→ Supplied data:
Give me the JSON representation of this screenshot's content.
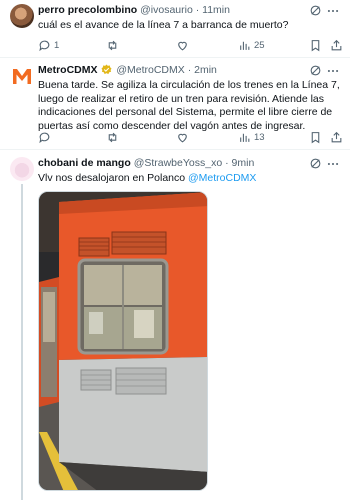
{
  "tweets": [
    {
      "display_name": "perro precolombino",
      "handle": "@ivosaurio",
      "time": "11min",
      "text": "cuál es el avance de la línea 7 a barranca de muerto?",
      "replies": "1",
      "retweets": "",
      "likes": "",
      "views": "25"
    },
    {
      "display_name": "MetroCDMX",
      "handle": "@MetroCDMX",
      "time": "2min",
      "text": "Buena tarde. Se agiliza la circulación de los trenes en la Línea 7, luego de realizar el retiro de un tren para revisión. Atiende las indicaciones del personal del Sistema, permite el libre cierre de puertas así como descender del vagón antes de ingresar.",
      "replies": "",
      "retweets": "",
      "likes": "",
      "views": "13"
    },
    {
      "display_name": "chobani de mango",
      "handle": "@StrawbeYoss_xo",
      "time": "9min",
      "text_plain": "Vlv nos desalojaron en Polanco ",
      "text_mention": "@MetroCDMX"
    }
  ],
  "separator": "·",
  "colors": {
    "accent": "#1d9bf0",
    "verified_gold": "#e2b719",
    "metro_orange": "#f26b21",
    "muted_text": "#536471"
  },
  "icons": [
    "reply-icon",
    "retweet-icon",
    "like-icon",
    "views-icon",
    "bookmark-icon",
    "share-icon",
    "grok-icon",
    "more-icon",
    "verified-badge-icon",
    "metro-logo-icon"
  ]
}
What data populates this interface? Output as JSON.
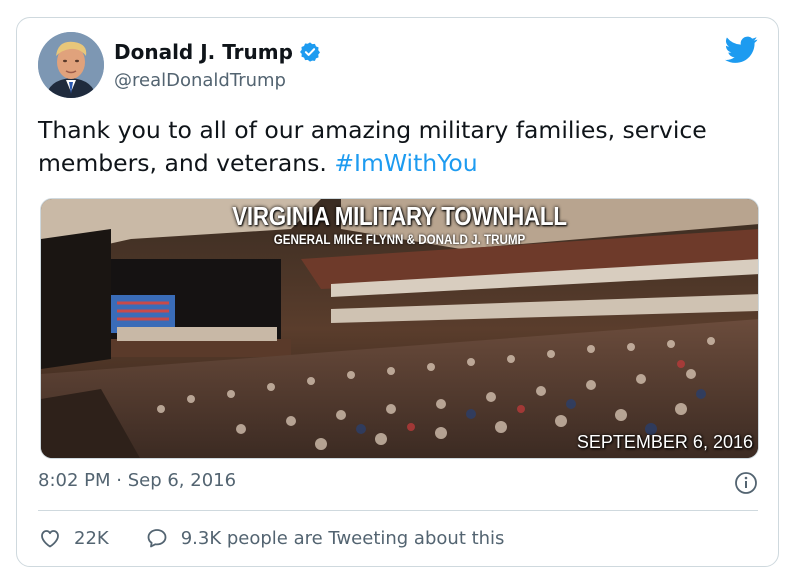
{
  "author": {
    "display_name": "Donald J. Trump",
    "handle": "@realDonaldTrump",
    "verified_icon": "verified-badge-icon"
  },
  "tweet": {
    "text": "Thank you to all of our amazing military families, service members, and veterans. ",
    "hashtag": "#ImWithYou"
  },
  "media": {
    "title": "VIRGINIA MILITARY TOWNHALL",
    "subtitle": "GENERAL MIKE FLYNN & DONALD J. TRUMP",
    "date": "SEPTEMBER 6, 2016"
  },
  "meta": {
    "timestamp": "8:02 PM · Sep 6, 2016"
  },
  "engagement": {
    "likes": "22K",
    "conversation": "9.3K people are Tweeting about this"
  },
  "colors": {
    "accent": "#1d9bf0",
    "secondary_text": "#536471",
    "border": "#cfd9de"
  }
}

→ What is expected: Print each entry shown above with exact wording and no pictures.

→ Written response:
Give me the JSON representation of this screenshot's content.
{
  "tweets": [
    {
      "display_name": "perro precolombino",
      "handle": "@ivosaurio",
      "time": "11min",
      "text": "cuál es el avance de la línea 7 a barranca de muerto?",
      "replies": "1",
      "retweets": "",
      "likes": "",
      "views": "25"
    },
    {
      "display_name": "MetroCDMX",
      "handle": "@MetroCDMX",
      "time": "2min",
      "text": "Buena tarde. Se agiliza la circulación de los trenes en la Línea 7, luego de realizar el retiro de un tren para revisión. Atiende las indicaciones del personal del Sistema, permite el libre cierre de puertas así como descender del vagón antes de ingresar.",
      "replies": "",
      "retweets": "",
      "likes": "",
      "views": "13"
    },
    {
      "display_name": "chobani de mango",
      "handle": "@StrawbeYoss_xo",
      "time": "9min",
      "text_plain": "Vlv nos desalojaron en Polanco ",
      "text_mention": "@MetroCDMX"
    }
  ],
  "separator": "·",
  "colors": {
    "accent": "#1d9bf0",
    "verified_gold": "#e2b719",
    "metro_orange": "#f26b21",
    "muted_text": "#536471"
  },
  "icons": [
    "reply-icon",
    "retweet-icon",
    "like-icon",
    "views-icon",
    "bookmark-icon",
    "share-icon",
    "grok-icon",
    "more-icon",
    "verified-badge-icon",
    "metro-logo-icon"
  ]
}
What data populates this interface? Output as JSON.
{
  "author": {
    "display_name": "Donald J. Trump",
    "handle": "@realDonaldTrump",
    "verified_icon": "verified-badge-icon"
  },
  "tweet": {
    "text": "Thank you to all of our amazing military families, service members, and veterans. ",
    "hashtag": "#ImWithYou"
  },
  "media": {
    "title": "VIRGINIA MILITARY TOWNHALL",
    "subtitle": "GENERAL MIKE FLYNN & DONALD J. TRUMP",
    "date": "SEPTEMBER 6, 2016"
  },
  "meta": {
    "timestamp": "8:02 PM · Sep 6, 2016"
  },
  "engagement": {
    "likes": "22K",
    "conversation": "9.3K people are Tweeting about this"
  },
  "colors": {
    "accent": "#1d9bf0",
    "secondary_text": "#536471",
    "border": "#cfd9de"
  }
}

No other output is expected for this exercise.